**Instructions to follow**
Using the listing below, report all lines holding the word "population".

[Figure contents as structured data]
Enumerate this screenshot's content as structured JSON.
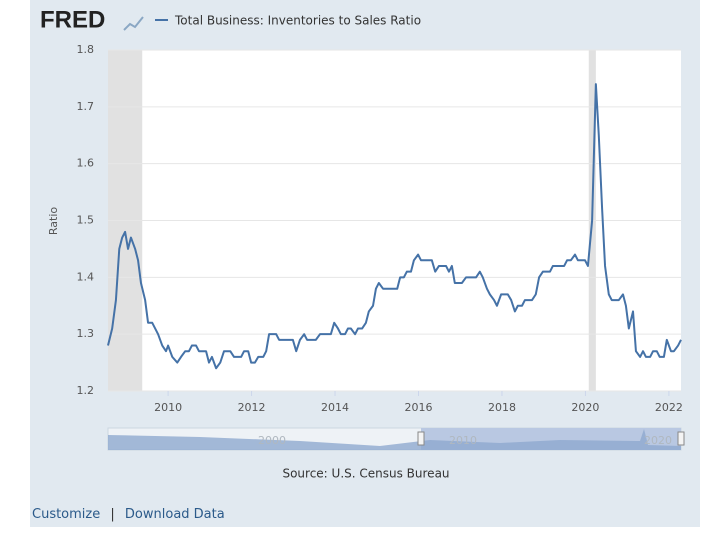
{
  "chart_data": {
    "type": "line",
    "logo": "FRED",
    "ylabel": "Ratio",
    "source": "Source: U.S. Census Bureau",
    "links": [
      "Customize",
      "|",
      "Download Data"
    ],
    "navigator_labels": [
      "2000",
      "2010",
      "2020"
    ],
    "xlim": [
      2008.56,
      2022.29
    ],
    "xticks": [
      2010,
      2012,
      2014,
      2016,
      2018,
      2020,
      2022
    ],
    "ylim": [
      1.2,
      1.8
    ],
    "yticks": [
      1.2,
      1.3,
      1.4,
      1.5,
      1.6,
      1.7,
      1.8
    ],
    "grid": true,
    "recessions": [
      [
        2008.56,
        2009.38
      ],
      [
        2020.08,
        2020.25
      ]
    ],
    "x": [
      2008.56,
      2008.66,
      2008.75,
      2008.83,
      2008.9,
      2008.97,
      2009.04,
      2009.11,
      2009.21,
      2009.28,
      2009.35,
      2009.45,
      2009.52,
      2009.62,
      2009.76,
      2009.86,
      2009.95,
      2010.0,
      2010.1,
      2010.22,
      2010.31,
      2010.41,
      2010.5,
      2010.57,
      2010.67,
      2010.74,
      2010.91,
      2010.98,
      2011.05,
      2011.15,
      2011.25,
      2011.34,
      2011.49,
      2011.58,
      2011.75,
      2011.82,
      2011.92,
      2011.99,
      2012.08,
      2012.16,
      2012.28,
      2012.35,
      2012.42,
      2012.59,
      2012.66,
      2012.99,
      2013.07,
      2013.16,
      2013.26,
      2013.33,
      2013.54,
      2013.64,
      2013.9,
      2013.98,
      2014.07,
      2014.14,
      2014.24,
      2014.31,
      2014.38,
      2014.48,
      2014.55,
      2014.65,
      2014.74,
      2014.81,
      2014.91,
      2014.98,
      2015.05,
      2015.15,
      2015.49,
      2015.56,
      2015.65,
      2015.72,
      2015.82,
      2015.89,
      2015.99,
      2016.06,
      2016.32,
      2016.4,
      2016.49,
      2016.66,
      2016.73,
      2016.8,
      2016.87,
      2017.04,
      2017.14,
      2017.38,
      2017.47,
      2017.54,
      2017.64,
      2017.71,
      2017.81,
      2017.88,
      2017.98,
      2018.14,
      2018.22,
      2018.31,
      2018.38,
      2018.48,
      2018.55,
      2018.72,
      2018.81,
      2018.89,
      2018.98,
      2019.15,
      2019.22,
      2019.49,
      2019.56,
      2019.65,
      2019.75,
      2019.82,
      2019.99,
      2020.06,
      2020.16,
      2020.25,
      2020.32,
      2020.4,
      2020.47,
      2020.56,
      2020.63,
      2020.8,
      2020.9,
      2020.97,
      2021.04,
      2021.14,
      2021.21,
      2021.31,
      2021.38,
      2021.45,
      2021.55,
      2021.62,
      2021.71,
      2021.78,
      2021.88,
      2021.95,
      2022.05,
      2022.12,
      2022.22,
      2022.29
    ],
    "series": [
      {
        "name": "Total Business: Inventories to Sales Ratio",
        "color": "#4572a7",
        "values": [
          1.28,
          1.31,
          1.36,
          1.45,
          1.47,
          1.48,
          1.45,
          1.47,
          1.45,
          1.43,
          1.39,
          1.36,
          1.32,
          1.32,
          1.3,
          1.28,
          1.27,
          1.28,
          1.26,
          1.25,
          1.26,
          1.27,
          1.27,
          1.28,
          1.28,
          1.27,
          1.27,
          1.25,
          1.26,
          1.24,
          1.25,
          1.27,
          1.27,
          1.26,
          1.26,
          1.27,
          1.27,
          1.25,
          1.25,
          1.26,
          1.26,
          1.27,
          1.3,
          1.3,
          1.29,
          1.29,
          1.27,
          1.29,
          1.3,
          1.29,
          1.29,
          1.3,
          1.3,
          1.32,
          1.31,
          1.3,
          1.3,
          1.31,
          1.31,
          1.3,
          1.31,
          1.31,
          1.32,
          1.34,
          1.35,
          1.38,
          1.39,
          1.38,
          1.38,
          1.4,
          1.4,
          1.41,
          1.41,
          1.43,
          1.44,
          1.43,
          1.43,
          1.41,
          1.42,
          1.42,
          1.41,
          1.42,
          1.39,
          1.39,
          1.4,
          1.4,
          1.41,
          1.4,
          1.38,
          1.37,
          1.36,
          1.35,
          1.37,
          1.37,
          1.36,
          1.34,
          1.35,
          1.35,
          1.36,
          1.36,
          1.37,
          1.4,
          1.41,
          1.41,
          1.42,
          1.42,
          1.43,
          1.43,
          1.44,
          1.43,
          1.43,
          1.42,
          1.5,
          1.74,
          1.65,
          1.52,
          1.42,
          1.37,
          1.36,
          1.36,
          1.37,
          1.35,
          1.31,
          1.34,
          1.27,
          1.26,
          1.27,
          1.26,
          1.26,
          1.27,
          1.27,
          1.26,
          1.26,
          1.29,
          1.27,
          1.27,
          1.28,
          1.29
        ]
      }
    ]
  }
}
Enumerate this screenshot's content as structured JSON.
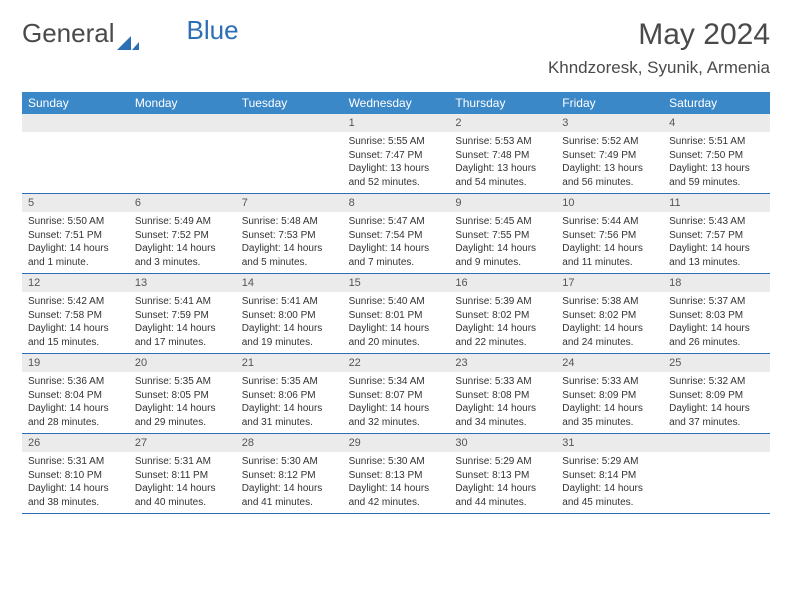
{
  "logo": {
    "text1": "General",
    "text2": "Blue"
  },
  "title": "May 2024",
  "location": "Khndzoresk, Syunik, Armenia",
  "accent_color": "#3b88c9",
  "cell_header_bg": "#ebebeb",
  "days": [
    "Sunday",
    "Monday",
    "Tuesday",
    "Wednesday",
    "Thursday",
    "Friday",
    "Saturday"
  ],
  "weeks": [
    [
      null,
      null,
      null,
      {
        "n": "1",
        "sr": "Sunrise: 5:55 AM",
        "ss": "Sunset: 7:47 PM",
        "d1": "Daylight: 13 hours",
        "d2": "and 52 minutes."
      },
      {
        "n": "2",
        "sr": "Sunrise: 5:53 AM",
        "ss": "Sunset: 7:48 PM",
        "d1": "Daylight: 13 hours",
        "d2": "and 54 minutes."
      },
      {
        "n": "3",
        "sr": "Sunrise: 5:52 AM",
        "ss": "Sunset: 7:49 PM",
        "d1": "Daylight: 13 hours",
        "d2": "and 56 minutes."
      },
      {
        "n": "4",
        "sr": "Sunrise: 5:51 AM",
        "ss": "Sunset: 7:50 PM",
        "d1": "Daylight: 13 hours",
        "d2": "and 59 minutes."
      }
    ],
    [
      {
        "n": "5",
        "sr": "Sunrise: 5:50 AM",
        "ss": "Sunset: 7:51 PM",
        "d1": "Daylight: 14 hours",
        "d2": "and 1 minute."
      },
      {
        "n": "6",
        "sr": "Sunrise: 5:49 AM",
        "ss": "Sunset: 7:52 PM",
        "d1": "Daylight: 14 hours",
        "d2": "and 3 minutes."
      },
      {
        "n": "7",
        "sr": "Sunrise: 5:48 AM",
        "ss": "Sunset: 7:53 PM",
        "d1": "Daylight: 14 hours",
        "d2": "and 5 minutes."
      },
      {
        "n": "8",
        "sr": "Sunrise: 5:47 AM",
        "ss": "Sunset: 7:54 PM",
        "d1": "Daylight: 14 hours",
        "d2": "and 7 minutes."
      },
      {
        "n": "9",
        "sr": "Sunrise: 5:45 AM",
        "ss": "Sunset: 7:55 PM",
        "d1": "Daylight: 14 hours",
        "d2": "and 9 minutes."
      },
      {
        "n": "10",
        "sr": "Sunrise: 5:44 AM",
        "ss": "Sunset: 7:56 PM",
        "d1": "Daylight: 14 hours",
        "d2": "and 11 minutes."
      },
      {
        "n": "11",
        "sr": "Sunrise: 5:43 AM",
        "ss": "Sunset: 7:57 PM",
        "d1": "Daylight: 14 hours",
        "d2": "and 13 minutes."
      }
    ],
    [
      {
        "n": "12",
        "sr": "Sunrise: 5:42 AM",
        "ss": "Sunset: 7:58 PM",
        "d1": "Daylight: 14 hours",
        "d2": "and 15 minutes."
      },
      {
        "n": "13",
        "sr": "Sunrise: 5:41 AM",
        "ss": "Sunset: 7:59 PM",
        "d1": "Daylight: 14 hours",
        "d2": "and 17 minutes."
      },
      {
        "n": "14",
        "sr": "Sunrise: 5:41 AM",
        "ss": "Sunset: 8:00 PM",
        "d1": "Daylight: 14 hours",
        "d2": "and 19 minutes."
      },
      {
        "n": "15",
        "sr": "Sunrise: 5:40 AM",
        "ss": "Sunset: 8:01 PM",
        "d1": "Daylight: 14 hours",
        "d2": "and 20 minutes."
      },
      {
        "n": "16",
        "sr": "Sunrise: 5:39 AM",
        "ss": "Sunset: 8:02 PM",
        "d1": "Daylight: 14 hours",
        "d2": "and 22 minutes."
      },
      {
        "n": "17",
        "sr": "Sunrise: 5:38 AM",
        "ss": "Sunset: 8:02 PM",
        "d1": "Daylight: 14 hours",
        "d2": "and 24 minutes."
      },
      {
        "n": "18",
        "sr": "Sunrise: 5:37 AM",
        "ss": "Sunset: 8:03 PM",
        "d1": "Daylight: 14 hours",
        "d2": "and 26 minutes."
      }
    ],
    [
      {
        "n": "19",
        "sr": "Sunrise: 5:36 AM",
        "ss": "Sunset: 8:04 PM",
        "d1": "Daylight: 14 hours",
        "d2": "and 28 minutes."
      },
      {
        "n": "20",
        "sr": "Sunrise: 5:35 AM",
        "ss": "Sunset: 8:05 PM",
        "d1": "Daylight: 14 hours",
        "d2": "and 29 minutes."
      },
      {
        "n": "21",
        "sr": "Sunrise: 5:35 AM",
        "ss": "Sunset: 8:06 PM",
        "d1": "Daylight: 14 hours",
        "d2": "and 31 minutes."
      },
      {
        "n": "22",
        "sr": "Sunrise: 5:34 AM",
        "ss": "Sunset: 8:07 PM",
        "d1": "Daylight: 14 hours",
        "d2": "and 32 minutes."
      },
      {
        "n": "23",
        "sr": "Sunrise: 5:33 AM",
        "ss": "Sunset: 8:08 PM",
        "d1": "Daylight: 14 hours",
        "d2": "and 34 minutes."
      },
      {
        "n": "24",
        "sr": "Sunrise: 5:33 AM",
        "ss": "Sunset: 8:09 PM",
        "d1": "Daylight: 14 hours",
        "d2": "and 35 minutes."
      },
      {
        "n": "25",
        "sr": "Sunrise: 5:32 AM",
        "ss": "Sunset: 8:09 PM",
        "d1": "Daylight: 14 hours",
        "d2": "and 37 minutes."
      }
    ],
    [
      {
        "n": "26",
        "sr": "Sunrise: 5:31 AM",
        "ss": "Sunset: 8:10 PM",
        "d1": "Daylight: 14 hours",
        "d2": "and 38 minutes."
      },
      {
        "n": "27",
        "sr": "Sunrise: 5:31 AM",
        "ss": "Sunset: 8:11 PM",
        "d1": "Daylight: 14 hours",
        "d2": "and 40 minutes."
      },
      {
        "n": "28",
        "sr": "Sunrise: 5:30 AM",
        "ss": "Sunset: 8:12 PM",
        "d1": "Daylight: 14 hours",
        "d2": "and 41 minutes."
      },
      {
        "n": "29",
        "sr": "Sunrise: 5:30 AM",
        "ss": "Sunset: 8:13 PM",
        "d1": "Daylight: 14 hours",
        "d2": "and 42 minutes."
      },
      {
        "n": "30",
        "sr": "Sunrise: 5:29 AM",
        "ss": "Sunset: 8:13 PM",
        "d1": "Daylight: 14 hours",
        "d2": "and 44 minutes."
      },
      {
        "n": "31",
        "sr": "Sunrise: 5:29 AM",
        "ss": "Sunset: 8:14 PM",
        "d1": "Daylight: 14 hours",
        "d2": "and 45 minutes."
      },
      null
    ]
  ]
}
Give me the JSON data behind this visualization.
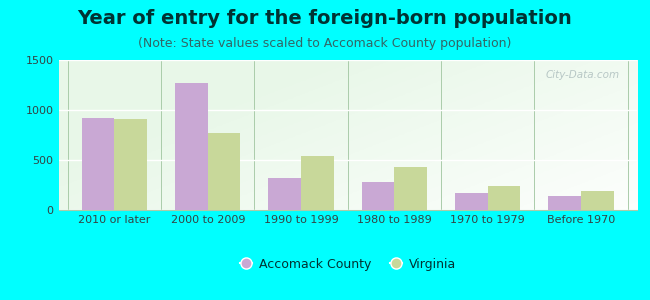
{
  "categories": [
    "2010 or later",
    "2000 to 2009",
    "1990 to 1999",
    "1980 to 1989",
    "1970 to 1979",
    "Before 1970"
  ],
  "accomack": [
    920,
    1270,
    320,
    280,
    175,
    140
  ],
  "virginia": [
    910,
    775,
    545,
    430,
    240,
    195
  ],
  "accomack_color": "#c9a8d4",
  "virginia_color": "#c8d89a",
  "title": "Year of entry for the foreign-born population",
  "subtitle": "(Note: State values scaled to Accomack County population)",
  "legend_accomack": "Accomack County",
  "legend_virginia": "Virginia",
  "ylim": [
    0,
    1500
  ],
  "yticks": [
    0,
    500,
    1000,
    1500
  ],
  "background_color": "#00ffff",
  "bar_width": 0.35,
  "title_fontsize": 14,
  "subtitle_fontsize": 9,
  "tick_fontsize": 8,
  "legend_fontsize": 9
}
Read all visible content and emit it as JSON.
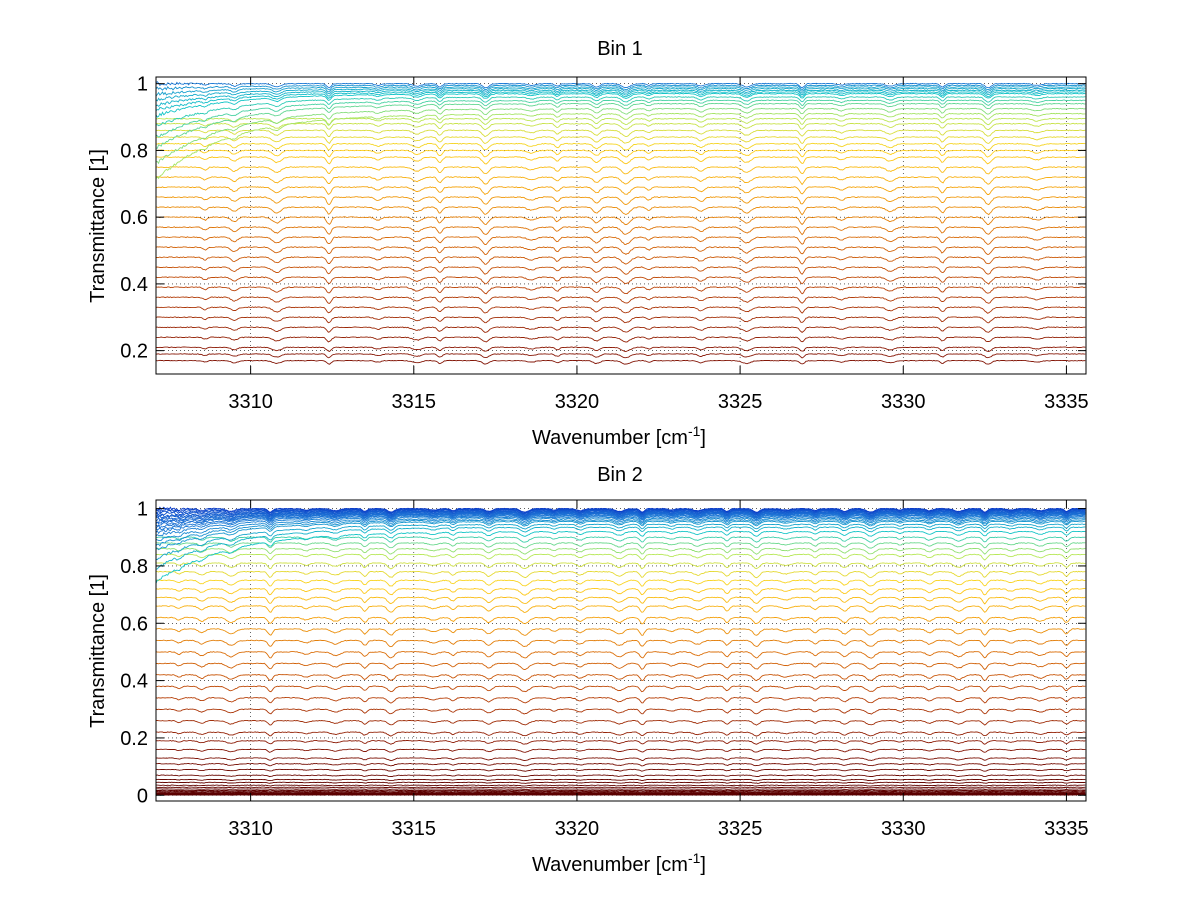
{
  "chart_data": [
    {
      "type": "line",
      "title": "Bin 1",
      "xlabel": "Wavenumber [cm",
      "xlabel_sup": "-1",
      "xlabel_end": "]",
      "ylabel": "Transmittance [1]",
      "xlim": [
        3307.1,
        3335.6
      ],
      "ylim": [
        0.13,
        1.02
      ],
      "xticks": [
        3310,
        3315,
        3320,
        3325,
        3330,
        3335
      ],
      "xtick_labels": [
        "3310",
        "3315",
        "3320",
        "3325",
        "3330",
        "3335"
      ],
      "yticks": [
        0.2,
        0.4,
        0.6,
        0.8,
        1
      ],
      "ytick_labels": [
        "0.2",
        "0.4",
        "0.6",
        "0.8",
        "1"
      ],
      "grid": "dotted",
      "colormap": "jet-reversed",
      "colors": [
        "#1f7bd6",
        "#16c7c7",
        "#b8e85a",
        "#ffd21f",
        "#f5a30f",
        "#d96c0a",
        "#b8420a",
        "#8a1a08",
        "#5a0000"
      ],
      "series_count": 40,
      "baseline_levels": [
        1.0,
        0.995,
        0.99,
        0.985,
        0.98,
        0.975,
        0.97,
        0.96,
        0.95,
        0.94,
        0.925,
        0.91,
        0.895,
        0.88,
        0.86,
        0.84,
        0.82,
        0.8,
        0.78,
        0.75,
        0.72,
        0.69,
        0.66,
        0.63,
        0.6,
        0.57,
        0.54,
        0.51,
        0.48,
        0.45,
        0.42,
        0.39,
        0.36,
        0.33,
        0.3,
        0.27,
        0.24,
        0.21,
        0.19,
        0.17
      ],
      "absorption_lines": [
        3308.6,
        3309.5,
        3310.8,
        3312.4,
        3313.9,
        3315.1,
        3315.8,
        3317.2,
        3318.6,
        3319.4,
        3320.6,
        3321.5,
        3322.2,
        3323.8,
        3325.2,
        3326.9,
        3328.1,
        3329.6,
        3331.2,
        3332.6,
        3334.1
      ]
    },
    {
      "type": "line",
      "title": "Bin 2",
      "xlabel": "Wavenumber [cm",
      "xlabel_sup": "-1",
      "xlabel_end": "]",
      "ylabel": "Transmittance [1]",
      "xlim": [
        3307.1,
        3335.6
      ],
      "ylim": [
        -0.02,
        1.03
      ],
      "xticks": [
        3310,
        3315,
        3320,
        3325,
        3330,
        3335
      ],
      "xtick_labels": [
        "3310",
        "3315",
        "3320",
        "3325",
        "3330",
        "3335"
      ],
      "yticks": [
        0,
        0.2,
        0.4,
        0.6,
        0.8,
        1
      ],
      "ytick_labels": [
        "0",
        "0.2",
        "0.4",
        "0.6",
        "0.8",
        "1"
      ],
      "grid": "dotted",
      "colormap": "jet-reversed",
      "colors": [
        "#0a3cc8",
        "#1f7bd6",
        "#16c7c7",
        "#b8e85a",
        "#ffd21f",
        "#f5a30f",
        "#d96c0a",
        "#b8420a",
        "#8a1a08",
        "#5a0000"
      ],
      "series_count": 60,
      "baseline_levels": [
        1.0,
        0.998,
        0.996,
        0.994,
        0.992,
        0.99,
        0.988,
        0.986,
        0.984,
        0.982,
        0.98,
        0.977,
        0.974,
        0.97,
        0.965,
        0.96,
        0.955,
        0.945,
        0.935,
        0.92,
        0.9,
        0.88,
        0.86,
        0.84,
        0.81,
        0.78,
        0.75,
        0.72,
        0.69,
        0.66,
        0.62,
        0.58,
        0.54,
        0.5,
        0.46,
        0.42,
        0.38,
        0.34,
        0.3,
        0.26,
        0.22,
        0.19,
        0.16,
        0.13,
        0.11,
        0.09,
        0.07,
        0.055,
        0.045,
        0.035,
        0.028,
        0.022,
        0.017,
        0.013,
        0.01,
        0.007,
        0.005,
        0.003,
        0.002,
        0.001
      ],
      "absorption_lines": [
        3307.8,
        3308.5,
        3309.4,
        3310.6,
        3311.7,
        3312.6,
        3313.5,
        3314.3,
        3315.6,
        3316.2,
        3317.3,
        3318.4,
        3319.3,
        3320.1,
        3321.3,
        3322.0,
        3322.9,
        3323.7,
        3324.6,
        3325.5,
        3326.4,
        3327.3,
        3328.2,
        3329.0,
        3329.9,
        3330.8,
        3331.7,
        3332.5,
        3333.3,
        3334.2,
        3335.0
      ]
    }
  ]
}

**Exercise output**
  "title": "Year of entry for the foreign-born population",
  "subtitle": "(Note: State values scaled to Accomack County population)",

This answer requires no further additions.